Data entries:
--- BEGIN ---
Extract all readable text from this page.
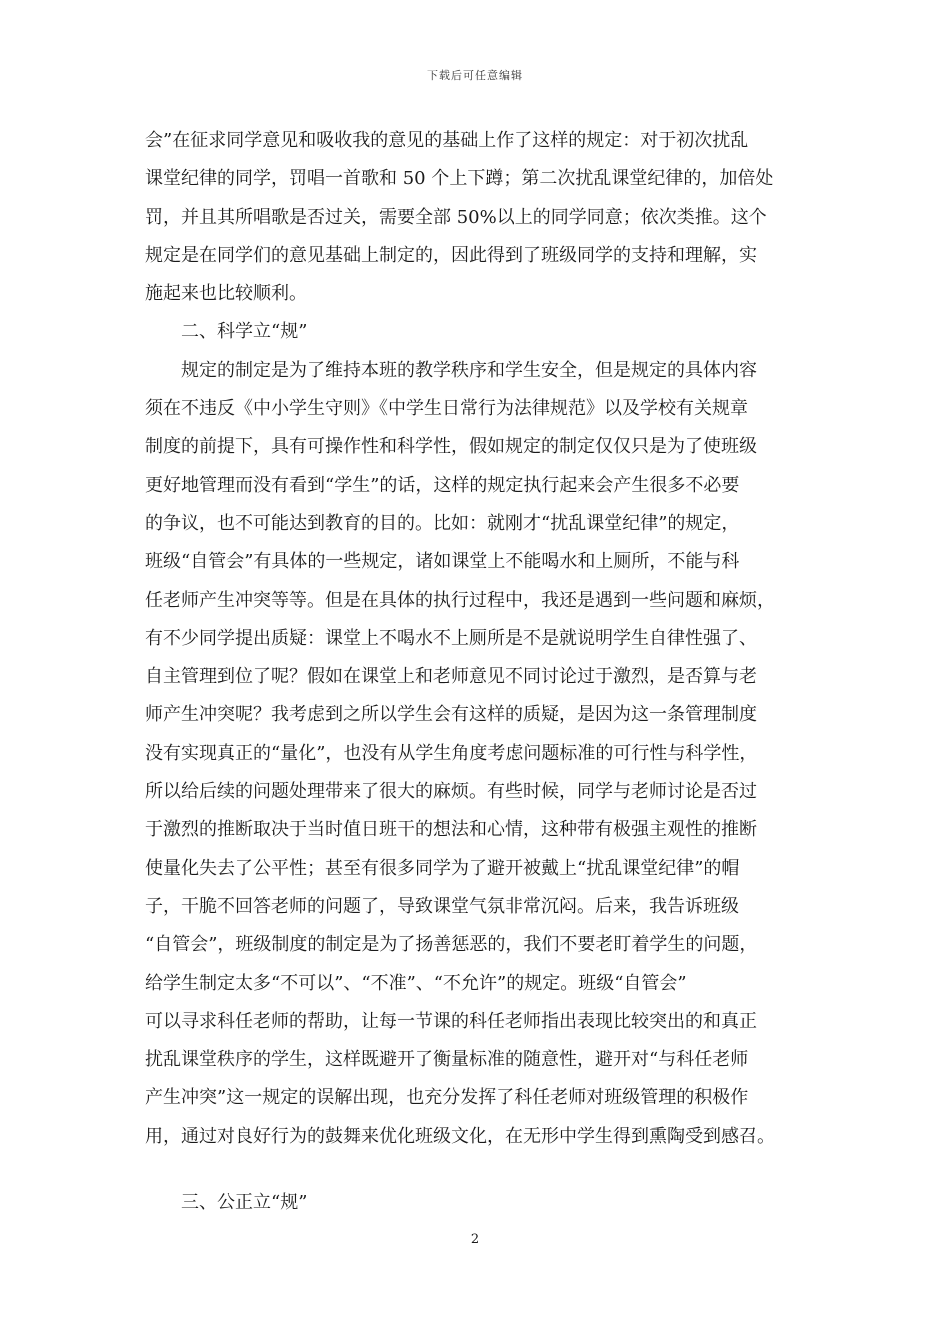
下载后可任意编辑
会”在征求同学意见和吸收我的意见的基础上作了这样的规定：对于初次扰乱
课堂纪律的同学，罚唱一首歌和 50 个上下蹲；第二次扰乱课堂纪律的，加倍处
罚，并且其所唱歌是否过关，需要全部 50%以上的同学同意；依次类推。这个
规定是在同学们的意见基础上制定的，因此得到了班级同学的支持和理解，实
施起来也比较顺利。
二、科学立“规”
规定的制定是为了维持本班的教学秩序和学生安全，但是规定的具体内容
须在不违反《中小学生守则》《中学生日常行为法律规范》以及学校有关规章
制度的前提下，具有可操作性和科学性，假如规定的制定仅仅只是为了使班级
更好地管理而没有看到“学生”的话，这样的规定执行起来会产生很多不必要
的争议，也不可能达到教育的目的。比如：就刚才“扰乱课堂纪律”的规定，
班级“自管会”有具体的一些规定，诸如课堂上不能喝水和上厕所，不能与科
任老师产生冲突等等。但是在具体的执行过程中，我还是遇到一些问题和麻烦，
有不少同学提出质疑：课堂上不喝水不上厕所是不是就说明学生自律性强了、
自主管理到位了呢？假如在课堂上和老师意见不同讨论过于激烈，是否算与老
师产生冲突呢？我考虑到之所以学生会有这样的质疑，是因为这一条管理制度
没有实现真正的“量化”，也没有从学生角度考虑问题标准的可行性与科学性，
所以给后续的问题处理带来了很大的麻烦。有些时候，同学与老师讨论是否过
于激烈的推断取决于当时值日班干的想法和心情，这种带有极强主观性的推断
使量化失去了公平性；甚至有很多同学为了避开被戴上“扰乱课堂纪律”的帽
子，干脆不回答老师的问题了，导致课堂气氛非常沉闷。后来，我告诉班级
“自管会”，班级制度的制定是为了扬善惩恶的，我们不要老盯着学生的问题，
给学生制定太多“不可以”、“不准”、“不允许”的规定。班级“自管会”
可以寻求科任老师的帮助，让每一节课的科任老师指出表现比较突出的和真正
扰乱课堂秩序的学生，这样既避开了衡量标准的随意性，避开对“与科任老师
产生冲突”这一规定的误解出现，也充分发挥了科任老师对班级管理的积极作
用，通过对良好行为的鼓舞来优化班级文化，在无形中学生得到熏陶受到感召。
三、公正立“规”
2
--- END ---
**Given instruction**.
Drop the images and repeat the data exactly.

**Result of the exercise**.
Extract all readable text from this page.
下载后可任意编辑
会”在征求同学意见和吸收我的意见的基础上作了这样的规定：对于初次扰乱
课堂纪律的同学，罚唱一首歌和 50 个上下蹲；第二次扰乱课堂纪律的，加倍处
罚，并且其所唱歌是否过关，需要全部 50%以上的同学同意；依次类推。这个
规定是在同学们的意见基础上制定的，因此得到了班级同学的支持和理解，实
施起来也比较顺利。
二、科学立“规”
规定的制定是为了维持本班的教学秩序和学生安全，但是规定的具体内容
须在不违反《中小学生守则》《中学生日常行为法律规范》以及学校有关规章
制度的前提下，具有可操作性和科学性，假如规定的制定仅仅只是为了使班级
更好地管理而没有看到“学生”的话，这样的规定执行起来会产生很多不必要
的争议，也不可能达到教育的目的。比如：就刚才“扰乱课堂纪律”的规定，
班级“自管会”有具体的一些规定，诸如课堂上不能喝水和上厕所，不能与科
任老师产生冲突等等。但是在具体的执行过程中，我还是遇到一些问题和麻烦，
有不少同学提出质疑：课堂上不喝水不上厕所是不是就说明学生自律性强了、
自主管理到位了呢？假如在课堂上和老师意见不同讨论过于激烈，是否算与老
师产生冲突呢？我考虑到之所以学生会有这样的质疑，是因为这一条管理制度
没有实现真正的“量化”，也没有从学生角度考虑问题标准的可行性与科学性，
所以给后续的问题处理带来了很大的麻烦。有些时候，同学与老师讨论是否过
于激烈的推断取决于当时值日班干的想法和心情，这种带有极强主观性的推断
使量化失去了公平性；甚至有很多同学为了避开被戴上“扰乱课堂纪律”的帽
子，干脆不回答老师的问题了，导致课堂气氛非常沉闷。后来，我告诉班级
“自管会”，班级制度的制定是为了扬善惩恶的，我们不要老盯着学生的问题，
给学生制定太多“不可以”、“不准”、“不允许”的规定。班级“自管会”
可以寻求科任老师的帮助，让每一节课的科任老师指出表现比较突出的和真正
扰乱课堂秩序的学生，这样既避开了衡量标准的随意性，避开对“与科任老师
产生冲突”这一规定的误解出现，也充分发挥了科任老师对班级管理的积极作
用，通过对良好行为的鼓舞来优化班级文化，在无形中学生得到熏陶受到感召。
三、公正立“规”
2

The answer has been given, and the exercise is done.